Records supplied:
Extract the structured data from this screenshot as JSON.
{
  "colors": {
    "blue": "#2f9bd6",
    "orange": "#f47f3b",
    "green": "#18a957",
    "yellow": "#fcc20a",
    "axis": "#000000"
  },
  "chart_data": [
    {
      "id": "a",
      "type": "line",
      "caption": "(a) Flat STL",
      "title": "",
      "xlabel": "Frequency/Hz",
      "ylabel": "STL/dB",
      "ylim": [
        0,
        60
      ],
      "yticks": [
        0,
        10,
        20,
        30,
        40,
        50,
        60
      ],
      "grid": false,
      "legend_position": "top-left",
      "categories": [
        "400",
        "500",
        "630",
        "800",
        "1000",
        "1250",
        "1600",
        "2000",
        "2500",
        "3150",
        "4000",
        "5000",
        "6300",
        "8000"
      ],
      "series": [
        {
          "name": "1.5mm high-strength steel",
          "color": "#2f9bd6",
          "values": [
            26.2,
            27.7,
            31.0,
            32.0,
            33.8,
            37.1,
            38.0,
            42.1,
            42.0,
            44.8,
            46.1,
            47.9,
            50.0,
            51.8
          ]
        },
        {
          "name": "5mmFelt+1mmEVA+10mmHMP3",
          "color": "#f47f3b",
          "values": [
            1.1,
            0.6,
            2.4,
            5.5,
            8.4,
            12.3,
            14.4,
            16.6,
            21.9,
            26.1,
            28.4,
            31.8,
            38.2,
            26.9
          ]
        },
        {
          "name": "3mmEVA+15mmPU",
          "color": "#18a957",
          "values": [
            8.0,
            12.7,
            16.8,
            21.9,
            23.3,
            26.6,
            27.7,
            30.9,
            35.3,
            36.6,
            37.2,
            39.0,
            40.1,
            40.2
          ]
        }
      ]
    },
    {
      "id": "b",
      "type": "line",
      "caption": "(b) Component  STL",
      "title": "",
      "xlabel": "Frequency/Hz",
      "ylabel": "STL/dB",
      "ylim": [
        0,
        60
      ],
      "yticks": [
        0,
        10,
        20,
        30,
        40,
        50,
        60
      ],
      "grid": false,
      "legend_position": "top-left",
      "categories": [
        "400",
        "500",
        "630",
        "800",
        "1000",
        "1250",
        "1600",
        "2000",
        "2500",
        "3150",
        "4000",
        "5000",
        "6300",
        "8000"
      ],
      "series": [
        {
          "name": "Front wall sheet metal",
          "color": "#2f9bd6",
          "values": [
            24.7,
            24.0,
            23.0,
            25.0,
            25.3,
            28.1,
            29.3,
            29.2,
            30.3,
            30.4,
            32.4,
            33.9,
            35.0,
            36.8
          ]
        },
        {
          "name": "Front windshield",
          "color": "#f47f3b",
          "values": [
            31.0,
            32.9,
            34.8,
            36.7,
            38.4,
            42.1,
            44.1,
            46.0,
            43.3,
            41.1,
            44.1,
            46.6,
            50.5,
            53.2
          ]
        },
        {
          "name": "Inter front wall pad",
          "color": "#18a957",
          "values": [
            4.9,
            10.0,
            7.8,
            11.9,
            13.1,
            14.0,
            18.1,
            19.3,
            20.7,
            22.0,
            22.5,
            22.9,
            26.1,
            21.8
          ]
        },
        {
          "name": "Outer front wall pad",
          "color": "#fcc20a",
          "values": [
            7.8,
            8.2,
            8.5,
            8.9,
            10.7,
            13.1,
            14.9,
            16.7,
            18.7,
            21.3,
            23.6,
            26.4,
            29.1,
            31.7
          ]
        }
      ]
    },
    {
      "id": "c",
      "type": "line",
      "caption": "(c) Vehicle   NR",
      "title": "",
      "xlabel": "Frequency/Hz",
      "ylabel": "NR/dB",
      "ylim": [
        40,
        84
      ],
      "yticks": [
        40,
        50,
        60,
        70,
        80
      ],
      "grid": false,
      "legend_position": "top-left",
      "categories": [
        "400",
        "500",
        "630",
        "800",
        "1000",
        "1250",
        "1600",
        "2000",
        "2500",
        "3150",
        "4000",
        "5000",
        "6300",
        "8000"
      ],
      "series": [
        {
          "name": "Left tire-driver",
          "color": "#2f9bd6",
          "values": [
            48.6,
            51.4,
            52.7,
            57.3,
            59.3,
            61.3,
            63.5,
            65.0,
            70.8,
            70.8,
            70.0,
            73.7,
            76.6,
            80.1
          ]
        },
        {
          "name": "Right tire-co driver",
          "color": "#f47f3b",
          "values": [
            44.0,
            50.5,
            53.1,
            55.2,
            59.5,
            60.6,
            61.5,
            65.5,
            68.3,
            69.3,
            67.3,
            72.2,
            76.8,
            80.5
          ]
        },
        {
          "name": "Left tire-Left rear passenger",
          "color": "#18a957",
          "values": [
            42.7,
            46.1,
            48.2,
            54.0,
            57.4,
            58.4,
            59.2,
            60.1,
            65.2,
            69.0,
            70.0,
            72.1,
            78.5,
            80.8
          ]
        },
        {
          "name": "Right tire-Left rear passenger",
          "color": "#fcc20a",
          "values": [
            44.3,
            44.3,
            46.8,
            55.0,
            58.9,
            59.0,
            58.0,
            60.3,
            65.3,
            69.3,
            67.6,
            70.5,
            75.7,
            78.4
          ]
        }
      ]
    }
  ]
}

Instruction: Return the entries above exactly as they appear.

Final answer:
Extract the structured data from this screenshot as JSON.
{
  "colors": {
    "blue": "#2f9bd6",
    "orange": "#f47f3b",
    "green": "#18a957",
    "yellow": "#fcc20a",
    "axis": "#000000"
  },
  "chart_data": [
    {
      "id": "a",
      "type": "line",
      "caption": "(a) Flat STL",
      "title": "",
      "xlabel": "Frequency/Hz",
      "ylabel": "STL/dB",
      "ylim": [
        0,
        60
      ],
      "yticks": [
        0,
        10,
        20,
        30,
        40,
        50,
        60
      ],
      "grid": false,
      "legend_position": "top-left",
      "categories": [
        "400",
        "500",
        "630",
        "800",
        "1000",
        "1250",
        "1600",
        "2000",
        "2500",
        "3150",
        "4000",
        "5000",
        "6300",
        "8000"
      ],
      "series": [
        {
          "name": "1.5mm high-strength steel",
          "color": "#2f9bd6",
          "values": [
            26.2,
            27.7,
            31.0,
            32.0,
            33.8,
            37.1,
            38.0,
            42.1,
            42.0,
            44.8,
            46.1,
            47.9,
            50.0,
            51.8
          ]
        },
        {
          "name": "5mmFelt+1mmEVA+10mmHMP3",
          "color": "#f47f3b",
          "values": [
            1.1,
            0.6,
            2.4,
            5.5,
            8.4,
            12.3,
            14.4,
            16.6,
            21.9,
            26.1,
            28.4,
            31.8,
            38.2,
            26.9
          ]
        },
        {
          "name": "3mmEVA+15mmPU",
          "color": "#18a957",
          "values": [
            8.0,
            12.7,
            16.8,
            21.9,
            23.3,
            26.6,
            27.7,
            30.9,
            35.3,
            36.6,
            37.2,
            39.0,
            40.1,
            40.2
          ]
        }
      ]
    },
    {
      "id": "b",
      "type": "line",
      "caption": "(b) Component  STL",
      "title": "",
      "xlabel": "Frequency/Hz",
      "ylabel": "STL/dB",
      "ylim": [
        0,
        60
      ],
      "yticks": [
        0,
        10,
        20,
        30,
        40,
        50,
        60
      ],
      "grid": false,
      "legend_position": "top-left",
      "categories": [
        "400",
        "500",
        "630",
        "800",
        "1000",
        "1250",
        "1600",
        "2000",
        "2500",
        "3150",
        "4000",
        "5000",
        "6300",
        "8000"
      ],
      "series": [
        {
          "name": "Front wall sheet metal",
          "color": "#2f9bd6",
          "values": [
            24.7,
            24.0,
            23.0,
            25.0,
            25.3,
            28.1,
            29.3,
            29.2,
            30.3,
            30.4,
            32.4,
            33.9,
            35.0,
            36.8
          ]
        },
        {
          "name": "Front windshield",
          "color": "#f47f3b",
          "values": [
            31.0,
            32.9,
            34.8,
            36.7,
            38.4,
            42.1,
            44.1,
            46.0,
            43.3,
            41.1,
            44.1,
            46.6,
            50.5,
            53.2
          ]
        },
        {
          "name": "Inter front wall pad",
          "color": "#18a957",
          "values": [
            4.9,
            10.0,
            7.8,
            11.9,
            13.1,
            14.0,
            18.1,
            19.3,
            20.7,
            22.0,
            22.5,
            22.9,
            26.1,
            21.8
          ]
        },
        {
          "name": "Outer front wall pad",
          "color": "#fcc20a",
          "values": [
            7.8,
            8.2,
            8.5,
            8.9,
            10.7,
            13.1,
            14.9,
            16.7,
            18.7,
            21.3,
            23.6,
            26.4,
            29.1,
            31.7
          ]
        }
      ]
    },
    {
      "id": "c",
      "type": "line",
      "caption": "(c) Vehicle   NR",
      "title": "",
      "xlabel": "Frequency/Hz",
      "ylabel": "NR/dB",
      "ylim": [
        40,
        84
      ],
      "yticks": [
        40,
        50,
        60,
        70,
        80
      ],
      "grid": false,
      "legend_position": "top-left",
      "categories": [
        "400",
        "500",
        "630",
        "800",
        "1000",
        "1250",
        "1600",
        "2000",
        "2500",
        "3150",
        "4000",
        "5000",
        "6300",
        "8000"
      ],
      "series": [
        {
          "name": "Left tire-driver",
          "color": "#2f9bd6",
          "values": [
            48.6,
            51.4,
            52.7,
            57.3,
            59.3,
            61.3,
            63.5,
            65.0,
            70.8,
            70.8,
            70.0,
            73.7,
            76.6,
            80.1
          ]
        },
        {
          "name": "Right tire-co driver",
          "color": "#f47f3b",
          "values": [
            44.0,
            50.5,
            53.1,
            55.2,
            59.5,
            60.6,
            61.5,
            65.5,
            68.3,
            69.3,
            67.3,
            72.2,
            76.8,
            80.5
          ]
        },
        {
          "name": "Left tire-Left rear passenger",
          "color": "#18a957",
          "values": [
            42.7,
            46.1,
            48.2,
            54.0,
            57.4,
            58.4,
            59.2,
            60.1,
            65.2,
            69.0,
            70.0,
            72.1,
            78.5,
            80.8
          ]
        },
        {
          "name": "Right tire-Left rear passenger",
          "color": "#fcc20a",
          "values": [
            44.3,
            44.3,
            46.8,
            55.0,
            58.9,
            59.0,
            58.0,
            60.3,
            65.3,
            69.3,
            67.6,
            70.5,
            75.7,
            78.4
          ]
        }
      ]
    }
  ]
}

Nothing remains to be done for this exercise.